_Work instructions_
Rewrite the listing below from the line containing "lovable-prefix: Edit with" through the line containing "feature-card-title: Facial artifacts", swapping each "feature-card-title" for "feature-heading" and keeping everything else the same.

_Input data_
----------
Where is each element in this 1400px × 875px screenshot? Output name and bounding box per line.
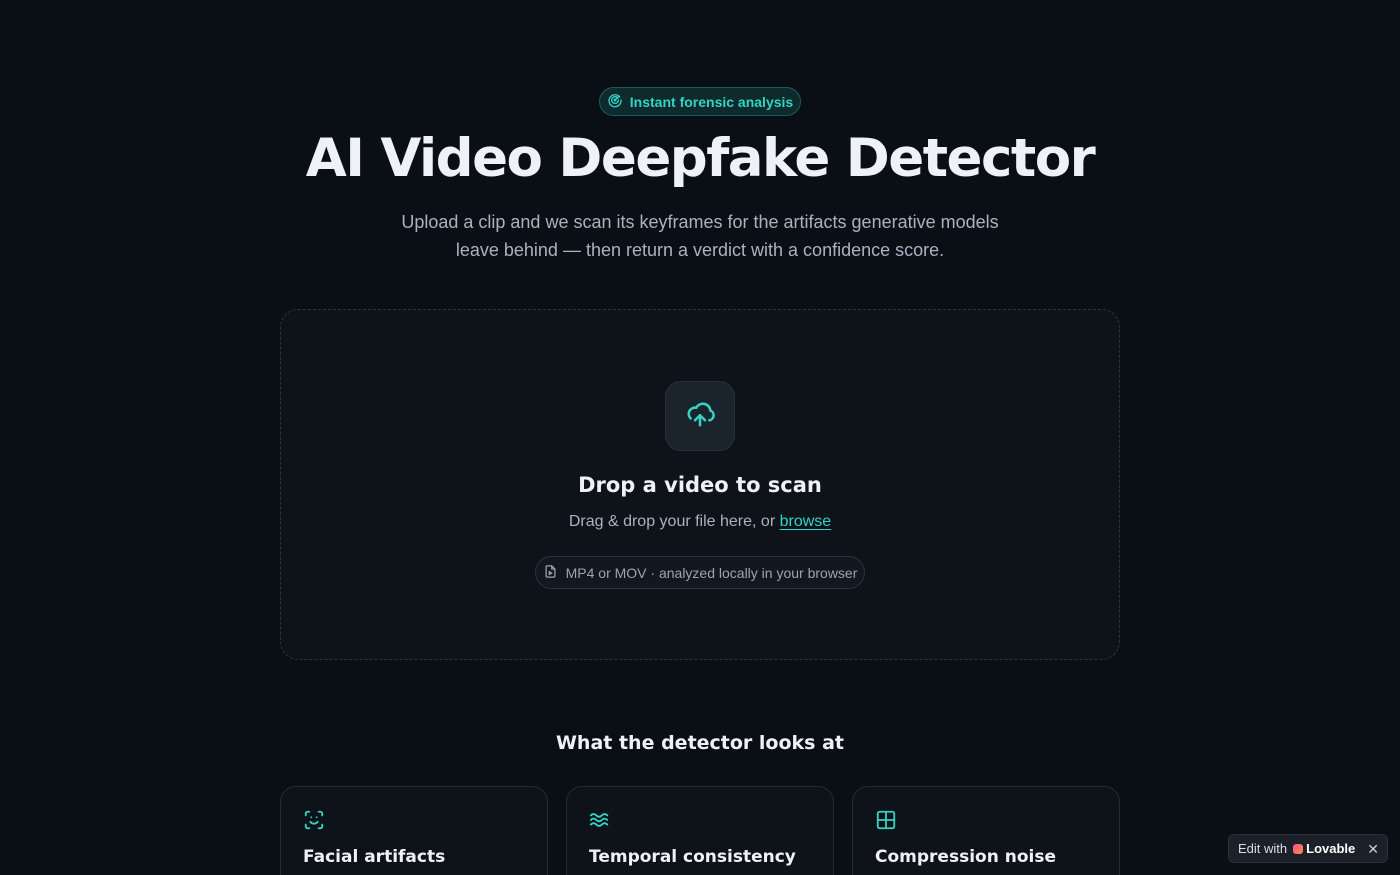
lovable-prefix: Edit with bbox=[1238, 841, 1288, 856]
feature-card-temporal: Temporal consistency bbox=[566, 786, 834, 875]
browse-link[interactable]: browse bbox=[780, 513, 832, 530]
format-pill: MP4 or MOV · analyzed locally in your br… bbox=[535, 556, 865, 589]
waves-icon bbox=[589, 809, 611, 831]
dropzone-subtitle: Drag & drop your file here, or browse bbox=[281, 513, 1119, 531]
cloud-upload-icon bbox=[685, 399, 715, 433]
close-icon[interactable]: ✕ bbox=[1367, 841, 1379, 858]
lovable-brand: Lovable bbox=[1293, 841, 1355, 856]
dropzone-subtitle-text: Drag & drop your file here, or bbox=[568, 513, 780, 530]
video-dropzone[interactable]: Drop a video to scan Drag & drop your fi… bbox=[280, 309, 1120, 660]
format-pill-label: MP4 or MOV · analyzed locally in your br… bbox=[565, 564, 858, 581]
feature-card-title: Temporal consistency bbox=[589, 847, 796, 867]
upload-tile[interactable] bbox=[665, 381, 735, 451]
features-title: What the detector looks at bbox=[555, 732, 845, 754]
file-icon bbox=[543, 564, 558, 582]
page-subtitle: Upload a clip and we scan its keyframes … bbox=[401, 212, 999, 260]
page-title: AI Video Deepfake Detector bbox=[305, 128, 1096, 189]
page: Instant forensic analysis AI Video Deepf… bbox=[0, 0, 1400, 875]
feature-card-compression: Compression noise bbox=[852, 786, 1120, 875]
hero-badge: Instant forensic analysis bbox=[599, 87, 801, 116]
edit-with-lovable-badge[interactable]: Edit with Lovable ✕ bbox=[1228, 834, 1388, 863]
hero-badge-label: Instant forensic analysis bbox=[629, 93, 794, 110]
face-scan-icon bbox=[303, 809, 325, 831]
lovable-heart-icon bbox=[1293, 843, 1304, 854]
feature-card-title: Compression noise bbox=[875, 847, 1056, 867]
feature-card-title: Facial artifacts bbox=[303, 847, 446, 867]
scan-target-icon bbox=[607, 92, 623, 111]
dropzone-title: Drop a video to scan bbox=[578, 473, 822, 497]
lovable-brand-label: Lovable bbox=[1306, 841, 1356, 856]
grid-icon bbox=[875, 809, 897, 831]
feature-card-facial: Facial artifacts bbox=[280, 786, 548, 875]
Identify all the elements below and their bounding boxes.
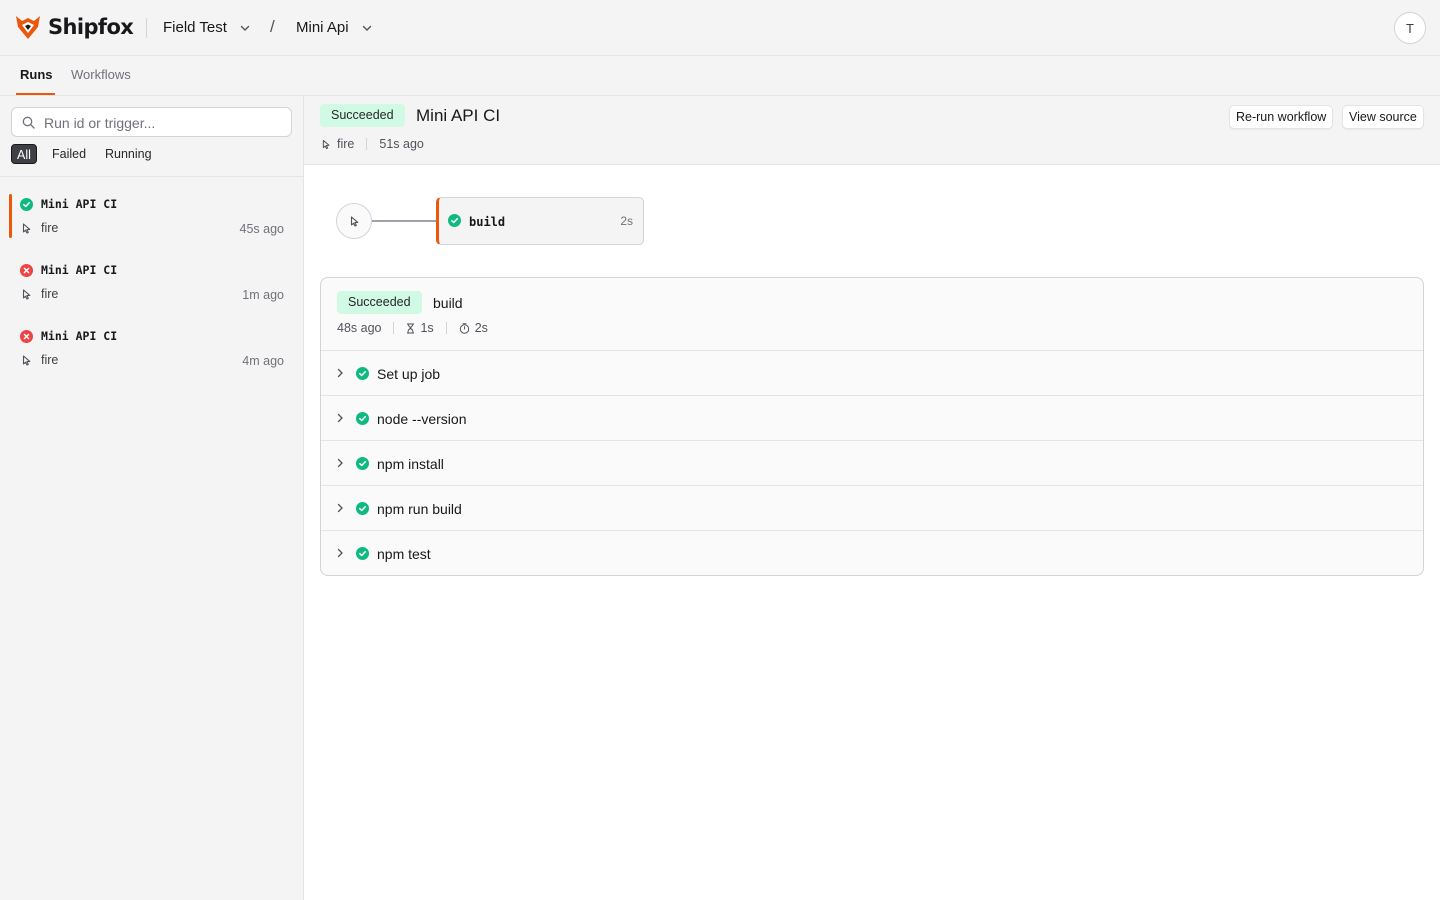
success-icon (356, 367, 369, 380)
filter-failed[interactable]: Failed (47, 144, 91, 164)
status-badge: Succeeded (320, 104, 405, 127)
fox-logo-icon (16, 16, 40, 39)
job-name: build (469, 215, 506, 229)
step-label: Set up job (377, 366, 441, 382)
job-panel-header: Succeeded build 48s ago 1s 2s (321, 278, 1423, 351)
tab-runs[interactable]: Runs (20, 67, 53, 82)
brand-logo[interactable]: Shipfox (14, 13, 134, 41)
success-icon (448, 214, 461, 227)
filter-all[interactable]: All (11, 144, 37, 164)
top-bar: Shipfox Field Test / Mini Api T (0, 0, 1440, 56)
step-label: npm run build (377, 501, 462, 517)
chevron-right-icon (337, 413, 343, 423)
success-icon (356, 412, 369, 425)
success-icon (20, 198, 33, 211)
run-trigger: fire (41, 287, 59, 301)
meta-divider (366, 138, 368, 150)
job-node-build[interactable]: build 2s (436, 197, 644, 245)
user-avatar[interactable]: T (1394, 12, 1426, 44)
run-time: 45s ago (239, 222, 284, 236)
pointer-icon (22, 223, 31, 234)
run-trigger: fire (41, 221, 59, 235)
project-name: Mini Api (296, 19, 349, 36)
chevron-down-icon (362, 25, 371, 31)
header-divider (146, 18, 147, 38)
meta-divider (445, 322, 447, 334)
rerun-workflow-button[interactable]: Re-run workflow (1229, 105, 1334, 129)
run-time: 51s ago (379, 137, 424, 151)
step-label: npm test (377, 546, 431, 562)
step-row[interactable]: npm test (321, 531, 1423, 575)
step-row[interactable]: npm run build (321, 486, 1423, 531)
graph-edge (372, 220, 437, 222)
step-row[interactable]: npm install (321, 441, 1423, 486)
job-meta: 48s ago 1s 2s (337, 321, 488, 335)
selected-indicator (9, 194, 12, 238)
success-icon (356, 457, 369, 470)
chevron-right-icon (337, 368, 343, 378)
project-switcher[interactable]: Mini Api (296, 19, 373, 36)
run-title: Mini API CI (41, 329, 118, 343)
chevron-right-icon (337, 458, 343, 468)
error-icon (20, 330, 33, 343)
step-label: node --version (377, 411, 467, 427)
error-icon (20, 264, 33, 277)
run-title: Mini API CI (41, 263, 118, 277)
filter-running[interactable]: Running (100, 144, 157, 164)
tab-bar: Runs Workflows (0, 56, 1440, 96)
chevron-down-icon (240, 25, 250, 31)
run-list-item[interactable]: Mini API CI fire 4m ago (0, 326, 303, 374)
run-time: 1m ago (242, 288, 284, 302)
brand-name: Shipfox (48, 15, 134, 39)
step-label: npm install (377, 456, 444, 472)
pointer-icon (22, 289, 31, 300)
active-tab-indicator (16, 93, 55, 95)
run-meta: fire 51s ago (322, 137, 424, 151)
chevron-right-icon (337, 503, 343, 513)
breadcrumb-separator: / (270, 17, 275, 36)
job-started: 48s ago (337, 321, 382, 335)
run-trigger: fire (41, 353, 59, 367)
org-switcher[interactable]: Field Test (163, 19, 251, 36)
step-row[interactable]: Set up job (321, 351, 1423, 396)
stopwatch-icon (459, 322, 469, 334)
job-duration: 2s (474, 321, 488, 335)
hourglass-icon (407, 323, 415, 333)
tab-workflows[interactable]: Workflows (71, 67, 131, 82)
meta-divider (393, 322, 395, 334)
trigger-node[interactable] (336, 203, 372, 239)
job-title: build (433, 295, 463, 311)
run-list-item[interactable]: Mini API CI fire 1m ago (0, 260, 303, 308)
step-row[interactable]: node --version (321, 396, 1423, 441)
runs-sidebar: All Failed Running Mini API CI fire 45s … (0, 96, 304, 900)
success-icon (356, 547, 369, 560)
sidebar-divider (0, 176, 303, 177)
pointer-icon (350, 216, 359, 227)
search-icon (22, 116, 35, 129)
job-duration: 2s (620, 214, 633, 228)
status-badge: Succeeded (337, 291, 422, 314)
run-time: 4m ago (242, 354, 284, 368)
run-header: Succeeded Mini API CI fire 51s ago Re-ru… (304, 96, 1440, 165)
success-icon (356, 502, 369, 515)
run-trigger: fire (337, 137, 355, 151)
view-source-button[interactable]: View source (1342, 105, 1424, 129)
search-input[interactable] (44, 113, 284, 133)
run-title: Mini API CI (41, 197, 118, 211)
run-list-item[interactable]: Mini API CI fire 45s ago (0, 194, 303, 242)
pointer-icon (322, 139, 330, 149)
run-search[interactable] (11, 107, 292, 137)
org-name: Field Test (163, 19, 227, 36)
pointer-icon (22, 355, 31, 366)
job-queued: 1s (420, 321, 434, 335)
job-panel: Succeeded build 48s ago 1s 2s Set up job… (320, 277, 1424, 576)
run-title: Mini API CI (416, 106, 501, 125)
chevron-right-icon (337, 548, 343, 558)
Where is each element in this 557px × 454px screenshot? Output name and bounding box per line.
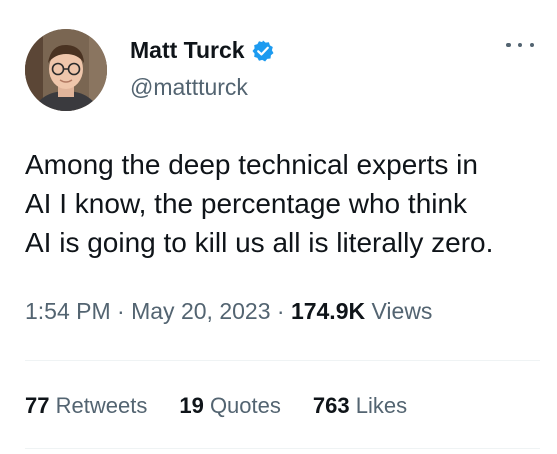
tweet-text-line: AI is going to kill us all is literally … (25, 227, 494, 258)
retweets-count: 77 (25, 393, 50, 418)
tweet-text-line: AI I know, the percentage who think (25, 188, 468, 219)
quotes-stat[interactable]: 19 Quotes (179, 393, 281, 419)
avatar-image (25, 29, 107, 111)
quotes-label: Quotes (209, 393, 281, 418)
views-count: 174.9K (290, 298, 366, 324)
retweets-label: Retweets (55, 393, 148, 418)
author-display-name[interactable]: Matt Turck (130, 37, 245, 64)
quotes-count: 19 (179, 393, 204, 418)
likes-label: Likes (355, 393, 408, 418)
verified-badge-icon[interactable] (251, 39, 275, 63)
meta-separator: · (276, 298, 285, 324)
tweet-time[interactable]: 1:54 PM (25, 298, 111, 324)
meta-separator: · (117, 298, 125, 324)
author-handle[interactable]: @mattturck (130, 74, 248, 101)
divider (25, 448, 540, 449)
views-label: Views (371, 298, 433, 324)
author-name-row[interactable]: Matt Turck (130, 37, 275, 64)
likes-count: 763 (312, 393, 350, 418)
likes-stat[interactable]: 763 Likes (313, 393, 407, 419)
tweet-date[interactable]: May 20, 2023 (131, 298, 270, 324)
avatar[interactable] (25, 29, 107, 111)
divider (25, 360, 540, 361)
tweet-text-line: Among the deep technical experts in (25, 149, 478, 180)
tweet-meta: 1:54 PM · May 20, 2023 · 174.9K Views (25, 298, 432, 325)
retweets-stat[interactable]: 77 Retweets (25, 393, 147, 419)
engagement-stats: 77 Retweets 19 Quotes 763 Likes (25, 393, 407, 419)
more-options-icon[interactable] (506, 35, 534, 55)
tweet-text: Among the deep technical experts in AI I… (25, 145, 545, 262)
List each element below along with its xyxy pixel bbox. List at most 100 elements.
----------
_The solution_
lovable-prefix: Edit with bbox=[1238, 841, 1288, 856]
feature-card-temporal: Temporal consistency bbox=[566, 786, 834, 875]
browse-link[interactable]: browse bbox=[780, 513, 832, 530]
format-pill: MP4 or MOV · analyzed locally in your br… bbox=[535, 556, 865, 589]
waves-icon bbox=[589, 809, 611, 831]
dropzone-subtitle: Drag & drop your file here, or browse bbox=[281, 513, 1119, 531]
cloud-upload-icon bbox=[685, 399, 715, 433]
close-icon[interactable]: ✕ bbox=[1367, 841, 1379, 858]
lovable-brand: Lovable bbox=[1293, 841, 1355, 856]
dropzone-subtitle-text: Drag & drop your file here, or bbox=[568, 513, 780, 530]
video-dropzone[interactable]: Drop a video to scan Drag & drop your fi… bbox=[280, 309, 1120, 660]
format-pill-label: MP4 or MOV · analyzed locally in your br… bbox=[565, 564, 858, 581]
feature-heading: Temporal consistency bbox=[589, 847, 796, 867]
upload-tile[interactable] bbox=[665, 381, 735, 451]
features-title: What the detector looks at bbox=[555, 732, 845, 754]
file-icon bbox=[543, 564, 558, 582]
page-subtitle: Upload a clip and we scan its keyframes … bbox=[401, 212, 999, 260]
page-title: AI Video Deepfake Detector bbox=[305, 128, 1096, 189]
page: Instant forensic analysis AI Video Deepf… bbox=[0, 0, 1400, 875]
feature-card-compression: Compression noise bbox=[852, 786, 1120, 875]
hero-badge: Instant forensic analysis bbox=[599, 87, 801, 116]
edit-with-lovable-badge[interactable]: Edit with Lovable ✕ bbox=[1228, 834, 1388, 863]
hero-badge-label: Instant forensic analysis bbox=[629, 93, 794, 110]
face-scan-icon bbox=[303, 809, 325, 831]
lovable-heart-icon bbox=[1293, 843, 1304, 854]
feature-heading: Compression noise bbox=[875, 847, 1056, 867]
feature-heading: Facial artifacts bbox=[303, 847, 446, 867]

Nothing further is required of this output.